** Required task **
Copy every record below exactly as written, but leave out the pictures.

───── Information provided ─────

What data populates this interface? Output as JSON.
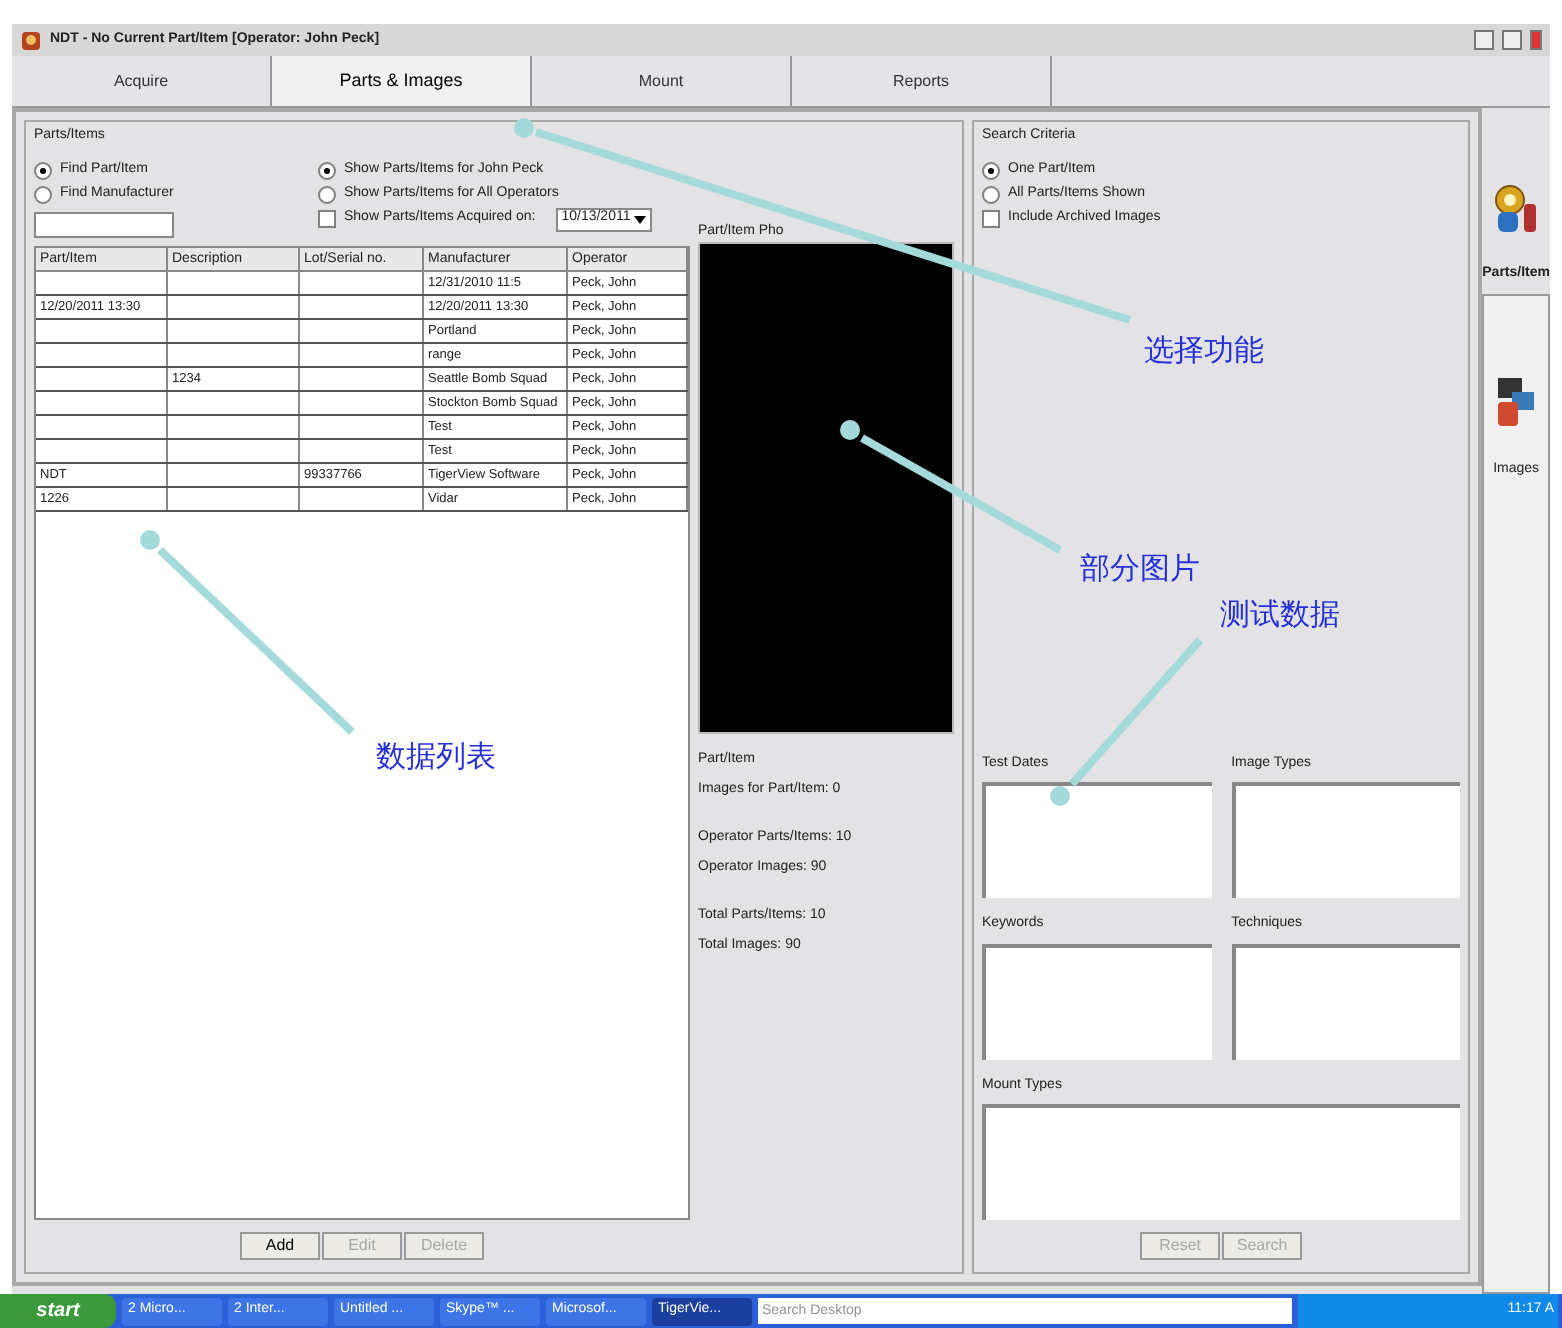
{
  "window": {
    "title": "NDT - No Current Part/Item [Operator: John Peck]"
  },
  "tabs": [
    {
      "label": "Acquire",
      "selected": false
    },
    {
      "label": "Parts & Images",
      "selected": true
    },
    {
      "label": "Mount",
      "selected": false
    },
    {
      "label": "Reports",
      "selected": false
    }
  ],
  "parts_group": {
    "title": "Parts/Items",
    "find_options": [
      {
        "label": "Find Part/Item",
        "selected": true
      },
      {
        "label": "Find Manufacturer",
        "selected": false
      }
    ],
    "show_options": [
      {
        "kind": "radio",
        "label": "Show Parts/Items for John Peck",
        "selected": true
      },
      {
        "kind": "radio",
        "label": "Show Parts/Items for All Operators",
        "selected": false
      },
      {
        "kind": "checkbox",
        "label": "Show Parts/Items Acquired on:",
        "checked": false
      }
    ],
    "date_field": {
      "value": "10/13/2011"
    },
    "table": {
      "columns": [
        "Part/Item",
        "Description",
        "Lot/Serial no.",
        "Manufacturer",
        "Operator"
      ],
      "rows": [
        [
          "",
          "",
          "",
          "12/31/2010 11:5",
          "Peck, John"
        ],
        [
          "12/20/2011 13:30",
          "",
          "",
          "12/20/2011 13:30",
          "Peck, John"
        ],
        [
          "",
          "",
          "",
          "Portland",
          "Peck, John"
        ],
        [
          "",
          "",
          "",
          "range",
          "Peck, John"
        ],
        [
          "",
          "1234",
          "",
          "Seattle Bomb Squad",
          "Peck, John"
        ],
        [
          "",
          "",
          "",
          "Stockton Bomb Squad",
          "Peck, John"
        ],
        [
          "",
          "",
          "",
          "Test",
          "Peck, John"
        ],
        [
          "",
          "",
          "",
          "Test",
          "Peck, John"
        ],
        [
          "NDT",
          "",
          "99337766",
          "TigerView Software",
          "Peck, John"
        ],
        [
          "1226",
          "",
          "",
          "Vidar",
          "Peck, John"
        ]
      ]
    },
    "buttons": [
      {
        "label": "Add",
        "disabled": false
      },
      {
        "label": "Edit",
        "disabled": true
      },
      {
        "label": "Delete",
        "disabled": true
      }
    ],
    "photo_label": "Part/Item Pho",
    "stats": [
      [
        "Part/Item",
        "Images for Part/Item: 0"
      ],
      [
        "Operator Parts/Items: 10",
        "Operator Images: 90"
      ],
      [
        "Total Parts/Items: 10",
        "Total Images: 90"
      ]
    ]
  },
  "search_group": {
    "title": "Search Criteria",
    "options": [
      {
        "kind": "radio",
        "label": "One Part/Item",
        "selected": true
      },
      {
        "kind": "radio",
        "label": "All Parts/Items Shown",
        "selected": false
      },
      {
        "kind": "checkbox",
        "label": "Include Archived Images",
        "checked": false
      }
    ],
    "lists": [
      {
        "label": "Test Dates"
      },
      {
        "label": "Image Types"
      },
      {
        "label": "Keywords"
      },
      {
        "label": "Techniques"
      },
      {
        "label": "Mount Types"
      }
    ],
    "buttons": [
      {
        "label": "Reset",
        "disabled": true
      },
      {
        "label": "Search",
        "disabled": true
      }
    ]
  },
  "sidebar": {
    "label": "Parts/Item",
    "button": "Images"
  },
  "annotations": [
    "选择功能",
    "部分图片",
    "测试数据",
    "数据列表"
  ],
  "taskbar": {
    "start": "start",
    "items": [
      {
        "label": "2 Micro...",
        "selected": false
      },
      {
        "label": "2 Inter...",
        "selected": false
      },
      {
        "label": "Untitled ...",
        "selected": false
      },
      {
        "label": "Skype™ ...",
        "selected": false
      },
      {
        "label": "Microsof...",
        "selected": false
      },
      {
        "label": "TigerVie...",
        "selected": true
      }
    ],
    "search": {
      "placeholder": "Search Desktop"
    },
    "clock": "11:17 A"
  }
}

─────

** Finished exercise **
What data populates this interface? Output as JSON.
{
  "window": {
    "title": "NDT - No Current Part/Item [Operator: John Peck]"
  },
  "tabs": [
    {
      "label": "Acquire",
      "selected": false
    },
    {
      "label": "Parts & Images",
      "selected": true
    },
    {
      "label": "Mount",
      "selected": false
    },
    {
      "label": "Reports",
      "selected": false
    }
  ],
  "parts_group": {
    "title": "Parts/Items",
    "find_options": [
      {
        "label": "Find Part/Item",
        "selected": true
      },
      {
        "label": "Find Manufacturer",
        "selected": false
      }
    ],
    "show_options": [
      {
        "kind": "radio",
        "label": "Show Parts/Items for John Peck",
        "selected": true
      },
      {
        "kind": "radio",
        "label": "Show Parts/Items for All Operators",
        "selected": false
      },
      {
        "kind": "checkbox",
        "label": "Show Parts/Items Acquired on:",
        "checked": false
      }
    ],
    "date_field": {
      "value": "10/13/2011"
    },
    "table": {
      "columns": [
        "Part/Item",
        "Description",
        "Lot/Serial no.",
        "Manufacturer",
        "Operator"
      ],
      "rows": [
        [
          "",
          "",
          "",
          "12/31/2010 11:5",
          "Peck, John"
        ],
        [
          "12/20/2011 13:30",
          "",
          "",
          "12/20/2011 13:30",
          "Peck, John"
        ],
        [
          "",
          "",
          "",
          "Portland",
          "Peck, John"
        ],
        [
          "",
          "",
          "",
          "range",
          "Peck, John"
        ],
        [
          "",
          "1234",
          "",
          "Seattle Bomb Squad",
          "Peck, John"
        ],
        [
          "",
          "",
          "",
          "Stockton Bomb Squad",
          "Peck, John"
        ],
        [
          "",
          "",
          "",
          "Test",
          "Peck, John"
        ],
        [
          "",
          "",
          "",
          "Test",
          "Peck, John"
        ],
        [
          "NDT",
          "",
          "99337766",
          "TigerView Software",
          "Peck, John"
        ],
        [
          "1226",
          "",
          "",
          "Vidar",
          "Peck, John"
        ]
      ]
    },
    "buttons": [
      {
        "label": "Add",
        "disabled": false
      },
      {
        "label": "Edit",
        "disabled": true
      },
      {
        "label": "Delete",
        "disabled": true
      }
    ],
    "photo_label": "Part/Item Pho",
    "stats": [
      [
        "Part/Item",
        "Images for Part/Item: 0"
      ],
      [
        "Operator Parts/Items: 10",
        "Operator Images: 90"
      ],
      [
        "Total Parts/Items: 10",
        "Total Images: 90"
      ]
    ]
  },
  "search_group": {
    "title": "Search Criteria",
    "options": [
      {
        "kind": "radio",
        "label": "One Part/Item",
        "selected": true
      },
      {
        "kind": "radio",
        "label": "All Parts/Items Shown",
        "selected": false
      },
      {
        "kind": "checkbox",
        "label": "Include Archived Images",
        "checked": false
      }
    ],
    "lists": [
      {
        "label": "Test Dates"
      },
      {
        "label": "Image Types"
      },
      {
        "label": "Keywords"
      },
      {
        "label": "Techniques"
      },
      {
        "label": "Mount Types"
      }
    ],
    "buttons": [
      {
        "label": "Reset",
        "disabled": true
      },
      {
        "label": "Search",
        "disabled": true
      }
    ]
  },
  "sidebar": {
    "label": "Parts/Item",
    "button": "Images"
  },
  "annotations": [
    "选择功能",
    "部分图片",
    "测试数据",
    "数据列表"
  ],
  "taskbar": {
    "start": "start",
    "items": [
      {
        "label": "2 Micro...",
        "selected": false
      },
      {
        "label": "2 Inter...",
        "selected": false
      },
      {
        "label": "Untitled ...",
        "selected": false
      },
      {
        "label": "Skype™ ...",
        "selected": false
      },
      {
        "label": "Microsof...",
        "selected": false
      },
      {
        "label": "TigerVie...",
        "selected": true
      }
    ],
    "search": {
      "placeholder": "Search Desktop"
    },
    "clock": "11:17 A"
  }
}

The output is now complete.